» **THE PROBLEM**
Copy out all of the data below, line for line, without changing a single character.

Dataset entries
──────

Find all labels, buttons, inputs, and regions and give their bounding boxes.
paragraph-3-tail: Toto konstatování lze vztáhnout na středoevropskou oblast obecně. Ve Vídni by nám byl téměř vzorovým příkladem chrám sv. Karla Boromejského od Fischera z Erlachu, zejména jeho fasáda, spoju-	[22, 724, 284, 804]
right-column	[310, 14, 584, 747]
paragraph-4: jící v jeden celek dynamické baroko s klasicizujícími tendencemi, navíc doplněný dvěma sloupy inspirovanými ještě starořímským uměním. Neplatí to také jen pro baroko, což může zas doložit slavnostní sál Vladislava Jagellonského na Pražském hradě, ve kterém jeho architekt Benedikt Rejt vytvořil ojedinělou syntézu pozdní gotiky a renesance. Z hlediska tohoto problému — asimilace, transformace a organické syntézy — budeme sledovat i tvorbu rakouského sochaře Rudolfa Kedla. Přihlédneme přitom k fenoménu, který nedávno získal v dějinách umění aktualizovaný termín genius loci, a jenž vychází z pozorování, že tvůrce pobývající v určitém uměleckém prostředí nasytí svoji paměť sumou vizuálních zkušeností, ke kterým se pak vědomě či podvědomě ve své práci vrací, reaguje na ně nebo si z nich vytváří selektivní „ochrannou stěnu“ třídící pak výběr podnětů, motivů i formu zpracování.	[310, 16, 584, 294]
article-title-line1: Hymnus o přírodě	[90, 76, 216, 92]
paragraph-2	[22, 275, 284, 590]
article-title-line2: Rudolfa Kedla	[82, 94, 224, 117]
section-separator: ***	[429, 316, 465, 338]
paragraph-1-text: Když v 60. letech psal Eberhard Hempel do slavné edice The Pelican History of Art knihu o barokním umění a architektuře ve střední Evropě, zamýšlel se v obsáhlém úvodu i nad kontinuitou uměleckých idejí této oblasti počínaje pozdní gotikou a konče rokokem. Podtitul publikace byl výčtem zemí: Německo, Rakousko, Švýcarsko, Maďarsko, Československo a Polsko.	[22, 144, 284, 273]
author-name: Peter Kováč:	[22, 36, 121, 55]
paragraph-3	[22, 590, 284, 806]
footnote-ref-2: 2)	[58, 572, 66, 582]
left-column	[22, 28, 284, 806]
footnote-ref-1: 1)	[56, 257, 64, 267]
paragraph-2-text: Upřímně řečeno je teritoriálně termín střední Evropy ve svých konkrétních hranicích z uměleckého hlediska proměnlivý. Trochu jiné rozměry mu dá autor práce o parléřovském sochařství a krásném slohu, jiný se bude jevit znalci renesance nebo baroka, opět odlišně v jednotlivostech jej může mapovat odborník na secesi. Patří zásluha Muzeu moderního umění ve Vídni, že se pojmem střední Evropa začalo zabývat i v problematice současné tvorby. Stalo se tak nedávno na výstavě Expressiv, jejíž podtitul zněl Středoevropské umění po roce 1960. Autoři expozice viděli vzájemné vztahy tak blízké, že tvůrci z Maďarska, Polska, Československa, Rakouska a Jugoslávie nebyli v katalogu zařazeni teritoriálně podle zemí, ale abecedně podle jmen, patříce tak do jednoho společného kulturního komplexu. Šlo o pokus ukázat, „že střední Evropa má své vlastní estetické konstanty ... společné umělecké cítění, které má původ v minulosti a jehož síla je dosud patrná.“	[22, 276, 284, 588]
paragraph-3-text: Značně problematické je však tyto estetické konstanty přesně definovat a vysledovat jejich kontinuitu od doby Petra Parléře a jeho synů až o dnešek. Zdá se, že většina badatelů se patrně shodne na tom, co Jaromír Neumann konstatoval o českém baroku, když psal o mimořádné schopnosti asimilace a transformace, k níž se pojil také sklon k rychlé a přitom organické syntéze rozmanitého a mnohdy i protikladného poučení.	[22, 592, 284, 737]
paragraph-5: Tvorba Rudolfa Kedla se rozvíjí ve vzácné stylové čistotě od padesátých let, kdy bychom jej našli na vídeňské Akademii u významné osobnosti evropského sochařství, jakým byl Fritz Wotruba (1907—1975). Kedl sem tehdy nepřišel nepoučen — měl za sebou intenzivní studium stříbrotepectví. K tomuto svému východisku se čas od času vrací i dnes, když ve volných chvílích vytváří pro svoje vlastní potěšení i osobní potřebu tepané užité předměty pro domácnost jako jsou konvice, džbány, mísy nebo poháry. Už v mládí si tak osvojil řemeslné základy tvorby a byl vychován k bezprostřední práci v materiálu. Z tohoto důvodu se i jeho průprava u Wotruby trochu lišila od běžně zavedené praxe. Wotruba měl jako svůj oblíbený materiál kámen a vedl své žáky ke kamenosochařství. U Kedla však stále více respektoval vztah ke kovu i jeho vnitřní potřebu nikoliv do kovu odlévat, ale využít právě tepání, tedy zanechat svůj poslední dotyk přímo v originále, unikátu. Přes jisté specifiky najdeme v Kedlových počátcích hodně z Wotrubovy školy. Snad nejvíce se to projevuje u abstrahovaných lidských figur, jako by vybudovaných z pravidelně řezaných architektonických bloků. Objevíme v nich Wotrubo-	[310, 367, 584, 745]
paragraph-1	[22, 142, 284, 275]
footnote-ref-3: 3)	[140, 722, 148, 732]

──────

» **WRITTEN SOLUTION**
Find all labels, buttons, inputs, and regions and give their bounding boxes.
paragraph-3-tail: Toto konstatování lze vztáhnout na středoevropskou oblast obecně. Ve Vídni by nám byl téměř vzorovým příkladem chrám sv. Karla Boromejského od Fischera z Erlachu, zejména jeho fasáda, spoju-	[22, 724, 284, 804]
right-column	[310, 14, 584, 747]
paragraph-4: jící v jeden celek dynamické baroko s klasicizujícími tendencemi, navíc doplněný dvěma sloupy inspirovanými ještě starořímským uměním. Neplatí to také jen pro baroko, což může zas doložit slavnostní sál Vladislava Jagellonského na Pražském hradě, ve kterém jeho architekt Benedikt Rejt vytvořil ojedinělou syntézu pozdní gotiky a renesance. Z hlediska tohoto problému — asimilace, transformace a organické syntézy — budeme sledovat i tvorbu rakouského sochaře Rudolfa Kedla. Přihlédneme přitom k fenoménu, který nedávno získal v dějinách umění aktualizovaný termín genius loci, a jenž vychází z pozorování, že tvůrce pobývající v určitém uměleckém prostředí nasytí svoji paměť sumou vizuálních zkušeností, ke kterým se pak vědomě či podvědomě ve své práci vrací, reaguje na ně nebo si z nich vytváří selektivní „ochrannou stěnu“ třídící pak výběr podnětů, motivů i formu zpracování.	[310, 16, 584, 294]
article-title-line1: Hymnus o přírodě	[90, 76, 216, 92]
paragraph-2	[22, 275, 284, 590]
article-title-line2: Rudolfa Kedla	[82, 94, 224, 117]
section-separator: ***	[429, 316, 465, 338]
paragraph-1-text: Když v 60. letech psal Eberhard Hempel do slavné edice The Pelican History of Art knihu o barokním umění a architektuře ve střední Evropě, zamýšlel se v obsáhlém úvodu i nad kontinuitou uměleckých idejí této oblasti počínaje pozdní gotikou a konče rokokem. Podtitul publikace byl výčtem zemí: Německo, Rakousko, Švýcarsko, Maďarsko, Československo a Polsko.	[22, 144, 284, 273]
author-name: Peter Kováč:	[22, 36, 121, 55]
paragraph-3	[22, 590, 284, 806]
footnote-ref-2: 2)	[58, 572, 66, 582]
left-column	[22, 28, 284, 806]
footnote-ref-1: 1)	[56, 257, 64, 267]
paragraph-2-text: Upřímně řečeno je teritoriálně termín střední Evropy ve svých konkrétních hranicích z uměleckého hlediska proměnlivý. Trochu jiné rozměry mu dá autor práce o parléřovském sochařství a krásném slohu, jiný se bude jevit znalci renesance nebo baroka, opět odlišně v jednotlivostech jej může mapovat odborník na secesi. Patří zásluha Muzeu moderního umění ve Vídni, že se pojmem střední Evropa začalo zabývat i v problematice současné tvorby. Stalo se tak nedávno na výstavě Expressiv, jejíž podtitul zněl Středoevropské umění po roce 1960. Autoři expozice viděli vzájemné vztahy tak blízké, že tvůrci z Maďarska, Polska, Československa, Rakouska a Jugoslávie nebyli v katalogu zařazeni teritoriálně podle zemí, ale abecedně podle jmen, patříce tak do jednoho společného kulturního komplexu. Šlo o pokus ukázat, „že střední Evropa má své vlastní estetické konstanty ... společné umělecké cítění, které má původ v minulosti a jehož síla je dosud patrná.“	[22, 276, 284, 588]
paragraph-3-text: Značně problematické je však tyto estetické konstanty přesně definovat a vysledovat jejich kontinuitu od doby Petra Parléře a jeho synů až o dnešek. Zdá se, že většina badatelů se patrně shodne na tom, co Jaromír Neumann konstatoval o českém baroku, když psal o mimořádné schopnosti asimilace a transformace, k níž se pojil také sklon k rychlé a přitom organické syntéze rozmanitého a mnohdy i protikladného poučení.	[22, 592, 284, 737]
paragraph-5: Tvorba Rudolfa Kedla se rozvíjí ve vzácné stylové čistotě od padesátých let, kdy bychom jej našli na vídeňské Akademii u významné osobnosti evropského sochařství, jakým byl Fritz Wotruba (1907—1975). Kedl sem tehdy nepřišel nepoučen — měl za sebou intenzivní studium stříbrotepectví. K tomuto svému východisku se čas od času vrací i dnes, když ve volných chvílích vytváří pro svoje vlastní potěšení i osobní potřebu tepané užité předměty pro domácnost jako jsou konvice, džbány, mísy nebo poháry. Už v mládí si tak osvojil řemeslné základy tvorby a byl vychován k bezprostřední práci v materiálu. Z tohoto důvodu se i jeho průprava u Wotruby trochu lišila od běžně zavedené praxe. Wotruba měl jako svůj oblíbený materiál kámen a vedl své žáky ke kamenosochařství. U Kedla však stále více respektoval vztah ke kovu i jeho vnitřní potřebu nikoliv do kovu odlévat, ale využít právě tepání, tedy zanechat svůj poslední dotyk přímo v originále, unikátu. Přes jisté specifiky najdeme v Kedlových počátcích hodně z Wotrubovy školy. Snad nejvíce se to projevuje u abstrahovaných lidských figur, jako by vybudovaných z pravidelně řezaných architektonických bloků. Objevíme v nich Wotrubo-	[310, 367, 584, 745]
paragraph-1	[22, 142, 284, 275]
footnote-ref-3: 3)	[140, 722, 148, 732]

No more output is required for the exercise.